§ **Texto do exercício**:

□ □ □

Casei em 1968 e ainda estou casada. Tivemos duas filhas, mas não tivemos intimidade durante 40 e tal anos. No início houve alguns momentos agradáveis, não posso dizer que não, mas depois do nascimento da minha filha mais velha, cerca de dois anos após o casamento, ele começou a maltratar-me. Acho que ele tinha ciúmes da miúda. “Tu és mãe, não és mulher”, dizia a toda a gente mesmo à minha frente, aproveitava todos os motivos para me fazer sentir mal, para me rebaixar, para me humilhar.
E isto foi sempre agravando-se. A determinada altura começou-me a agredir não só por palavras, como também por ações. Atirava com tudo, partia coisas em casa. Gritava muito, todos os dias. Aquilo era uma vergonha com os vizinhos. Eu tinha muita vergonha.
A partir do quarto ou quinto ano de casados começou o problema do dinheiro pois ele queria geri-lo, mas eu não queria. Ele deixou de levar dinheiro para casa. Felizmente em termos financeiros, sempre fui independente. O que seria de mim se não fosse independente!

□ □ □

§ **Dados em análise**:

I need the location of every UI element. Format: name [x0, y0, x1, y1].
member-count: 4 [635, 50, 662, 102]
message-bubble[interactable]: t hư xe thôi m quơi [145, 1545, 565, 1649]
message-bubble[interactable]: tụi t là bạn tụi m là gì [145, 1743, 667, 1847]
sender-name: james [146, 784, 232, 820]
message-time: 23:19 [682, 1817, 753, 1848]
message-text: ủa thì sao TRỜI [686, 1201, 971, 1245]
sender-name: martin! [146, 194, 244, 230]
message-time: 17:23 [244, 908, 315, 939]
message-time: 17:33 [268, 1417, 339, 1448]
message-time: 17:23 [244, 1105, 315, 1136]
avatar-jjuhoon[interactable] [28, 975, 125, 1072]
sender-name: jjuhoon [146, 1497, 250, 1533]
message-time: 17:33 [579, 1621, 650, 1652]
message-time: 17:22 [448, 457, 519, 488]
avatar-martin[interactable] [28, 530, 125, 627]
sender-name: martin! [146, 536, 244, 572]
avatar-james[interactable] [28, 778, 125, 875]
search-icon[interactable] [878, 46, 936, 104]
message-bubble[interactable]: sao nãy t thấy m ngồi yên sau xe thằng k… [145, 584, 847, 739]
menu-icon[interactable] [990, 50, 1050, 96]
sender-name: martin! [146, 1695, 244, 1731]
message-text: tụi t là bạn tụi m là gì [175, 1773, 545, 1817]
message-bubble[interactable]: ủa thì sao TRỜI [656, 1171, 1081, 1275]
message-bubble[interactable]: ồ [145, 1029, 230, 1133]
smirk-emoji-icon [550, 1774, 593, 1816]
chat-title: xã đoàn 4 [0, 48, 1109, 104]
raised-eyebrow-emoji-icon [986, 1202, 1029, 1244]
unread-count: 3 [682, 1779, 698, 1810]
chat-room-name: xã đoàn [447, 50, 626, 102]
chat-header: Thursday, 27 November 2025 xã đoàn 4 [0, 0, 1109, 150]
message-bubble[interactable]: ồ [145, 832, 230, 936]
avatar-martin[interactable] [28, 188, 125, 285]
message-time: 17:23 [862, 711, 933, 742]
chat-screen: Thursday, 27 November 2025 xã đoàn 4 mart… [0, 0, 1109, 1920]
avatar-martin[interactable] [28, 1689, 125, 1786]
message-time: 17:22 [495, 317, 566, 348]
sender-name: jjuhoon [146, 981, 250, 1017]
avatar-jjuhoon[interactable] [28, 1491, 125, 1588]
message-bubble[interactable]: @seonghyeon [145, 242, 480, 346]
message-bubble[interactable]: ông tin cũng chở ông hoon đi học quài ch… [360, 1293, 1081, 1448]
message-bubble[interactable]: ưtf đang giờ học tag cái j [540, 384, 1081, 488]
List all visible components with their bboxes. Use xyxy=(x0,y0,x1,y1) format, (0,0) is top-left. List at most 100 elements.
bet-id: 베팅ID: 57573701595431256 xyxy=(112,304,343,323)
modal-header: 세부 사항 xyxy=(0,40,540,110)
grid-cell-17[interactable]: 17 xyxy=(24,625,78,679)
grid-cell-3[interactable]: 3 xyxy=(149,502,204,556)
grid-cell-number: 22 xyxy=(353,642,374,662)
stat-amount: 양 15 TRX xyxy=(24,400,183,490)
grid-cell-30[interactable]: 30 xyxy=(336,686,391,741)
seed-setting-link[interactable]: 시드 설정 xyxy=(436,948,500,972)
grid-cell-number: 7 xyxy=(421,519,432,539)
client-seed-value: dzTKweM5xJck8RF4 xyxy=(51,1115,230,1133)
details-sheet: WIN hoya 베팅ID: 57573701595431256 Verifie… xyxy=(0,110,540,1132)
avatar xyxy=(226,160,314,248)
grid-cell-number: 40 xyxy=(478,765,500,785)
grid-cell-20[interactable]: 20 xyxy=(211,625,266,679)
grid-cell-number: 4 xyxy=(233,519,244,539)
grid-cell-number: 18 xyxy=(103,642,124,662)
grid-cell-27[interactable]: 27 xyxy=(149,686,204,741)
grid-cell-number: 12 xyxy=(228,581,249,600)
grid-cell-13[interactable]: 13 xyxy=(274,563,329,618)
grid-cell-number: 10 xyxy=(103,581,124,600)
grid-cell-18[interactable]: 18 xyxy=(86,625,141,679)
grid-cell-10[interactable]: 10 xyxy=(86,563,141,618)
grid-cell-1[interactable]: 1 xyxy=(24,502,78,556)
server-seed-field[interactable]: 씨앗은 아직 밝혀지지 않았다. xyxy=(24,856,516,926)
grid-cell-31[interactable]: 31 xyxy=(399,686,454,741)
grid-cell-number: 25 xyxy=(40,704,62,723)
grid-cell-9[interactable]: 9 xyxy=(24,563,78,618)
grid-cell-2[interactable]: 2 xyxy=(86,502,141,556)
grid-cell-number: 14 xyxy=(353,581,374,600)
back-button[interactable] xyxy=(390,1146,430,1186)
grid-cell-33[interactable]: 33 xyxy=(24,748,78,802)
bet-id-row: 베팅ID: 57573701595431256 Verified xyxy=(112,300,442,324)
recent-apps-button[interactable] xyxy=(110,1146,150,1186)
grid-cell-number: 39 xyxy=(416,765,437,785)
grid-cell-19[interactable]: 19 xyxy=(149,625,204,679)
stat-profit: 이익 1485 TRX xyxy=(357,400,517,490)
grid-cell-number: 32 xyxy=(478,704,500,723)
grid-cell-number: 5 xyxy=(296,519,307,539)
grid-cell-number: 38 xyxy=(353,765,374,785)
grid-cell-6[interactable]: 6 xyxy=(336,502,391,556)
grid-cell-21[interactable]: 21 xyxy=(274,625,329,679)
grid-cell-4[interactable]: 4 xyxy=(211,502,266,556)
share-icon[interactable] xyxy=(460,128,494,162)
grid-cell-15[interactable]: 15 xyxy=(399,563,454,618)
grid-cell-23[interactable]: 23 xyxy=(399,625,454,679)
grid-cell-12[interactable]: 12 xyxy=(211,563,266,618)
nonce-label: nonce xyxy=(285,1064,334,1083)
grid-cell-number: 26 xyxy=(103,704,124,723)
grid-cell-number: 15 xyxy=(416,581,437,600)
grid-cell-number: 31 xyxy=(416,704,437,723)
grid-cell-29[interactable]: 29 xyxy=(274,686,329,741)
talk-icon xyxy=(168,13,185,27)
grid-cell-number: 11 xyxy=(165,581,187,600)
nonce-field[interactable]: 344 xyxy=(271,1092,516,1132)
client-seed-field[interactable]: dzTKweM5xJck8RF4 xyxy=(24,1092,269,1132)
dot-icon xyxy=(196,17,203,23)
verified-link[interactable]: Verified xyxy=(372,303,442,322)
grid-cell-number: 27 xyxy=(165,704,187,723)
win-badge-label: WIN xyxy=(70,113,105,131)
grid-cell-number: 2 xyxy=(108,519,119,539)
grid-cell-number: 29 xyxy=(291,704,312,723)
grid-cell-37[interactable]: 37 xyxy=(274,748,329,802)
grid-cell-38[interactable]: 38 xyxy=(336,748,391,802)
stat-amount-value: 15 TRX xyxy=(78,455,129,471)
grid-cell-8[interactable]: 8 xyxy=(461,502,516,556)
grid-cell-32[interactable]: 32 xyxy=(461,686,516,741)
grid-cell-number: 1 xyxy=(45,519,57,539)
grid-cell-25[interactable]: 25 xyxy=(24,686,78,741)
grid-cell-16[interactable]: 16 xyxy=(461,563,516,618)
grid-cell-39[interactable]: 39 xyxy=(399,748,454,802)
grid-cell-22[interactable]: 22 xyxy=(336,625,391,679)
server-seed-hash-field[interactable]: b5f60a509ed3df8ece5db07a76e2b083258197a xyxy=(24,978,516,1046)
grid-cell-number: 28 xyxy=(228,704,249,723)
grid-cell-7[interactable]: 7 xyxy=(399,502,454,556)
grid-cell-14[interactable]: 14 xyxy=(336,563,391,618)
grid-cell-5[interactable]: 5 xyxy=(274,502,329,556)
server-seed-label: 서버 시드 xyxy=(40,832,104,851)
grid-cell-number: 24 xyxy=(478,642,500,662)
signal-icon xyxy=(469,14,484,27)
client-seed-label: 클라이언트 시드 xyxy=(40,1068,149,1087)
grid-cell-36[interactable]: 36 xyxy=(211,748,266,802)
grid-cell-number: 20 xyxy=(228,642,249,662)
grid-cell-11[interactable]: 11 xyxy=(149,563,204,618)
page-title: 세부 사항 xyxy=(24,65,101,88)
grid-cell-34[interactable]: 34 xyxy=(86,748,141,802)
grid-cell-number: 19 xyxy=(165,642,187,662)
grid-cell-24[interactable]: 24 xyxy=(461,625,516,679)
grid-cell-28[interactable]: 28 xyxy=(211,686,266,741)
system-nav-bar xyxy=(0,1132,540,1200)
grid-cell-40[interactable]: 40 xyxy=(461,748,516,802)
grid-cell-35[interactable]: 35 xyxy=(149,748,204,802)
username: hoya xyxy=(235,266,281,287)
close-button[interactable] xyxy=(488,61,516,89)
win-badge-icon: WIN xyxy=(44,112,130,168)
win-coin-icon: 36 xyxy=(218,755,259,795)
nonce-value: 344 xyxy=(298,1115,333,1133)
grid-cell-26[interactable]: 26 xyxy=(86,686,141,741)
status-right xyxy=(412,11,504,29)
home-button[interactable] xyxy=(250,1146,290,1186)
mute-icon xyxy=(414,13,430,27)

□ □ □

§ **Problemas a resolver**:
[1] Extraia do relato sobre o casamento, sem alterações, o trecho que vai de “E isto foi sempre” a “não fosse independente!”.
[2] Segundo o relato sobre o casamento, quanto tempo depois do casamento nasceu a filha mais velha?
[3] Resuma o relato sobre o casamento em duas frases.

§ **Soluções por tarefa**:
[1]
E isto foi sempre agravando-se. A determinada altura começou-me a agredir não só por palavras, como também por ações. Atirava com tudo, partia coisas em casa. Gritava muito, todos os dias. Aquilo era uma vergonha com os vizinhos. Eu tinha muita vergonha.
A partir do quarto ou quinto ano de casados começou o problema do dinheiro pois ele queria geri-lo, mas eu não queria. Ele deixou de levar dinheiro para casa. Felizmente em termos financeiros, sempre fui independente. O que seria de mim se não fosse independente!

[2] Cerca de dois anos após o casamento.

[3] Casada desde 1968 e com duas filhas, a narradora conta que, depois do nascimento da filha mais velha, o marido começou a maltratá-la e a humilhá-la, com agressões por palavras e ações que foram se agravando e lhe causavam vergonha diante dos vizinhos. A partir do quarto ou quinto ano de casamento surgiu também o problema do dinheiro, pois ele queria geri-lo e deixou de levar dinheiro para casa, mas ela sempre foi financeiramente independente.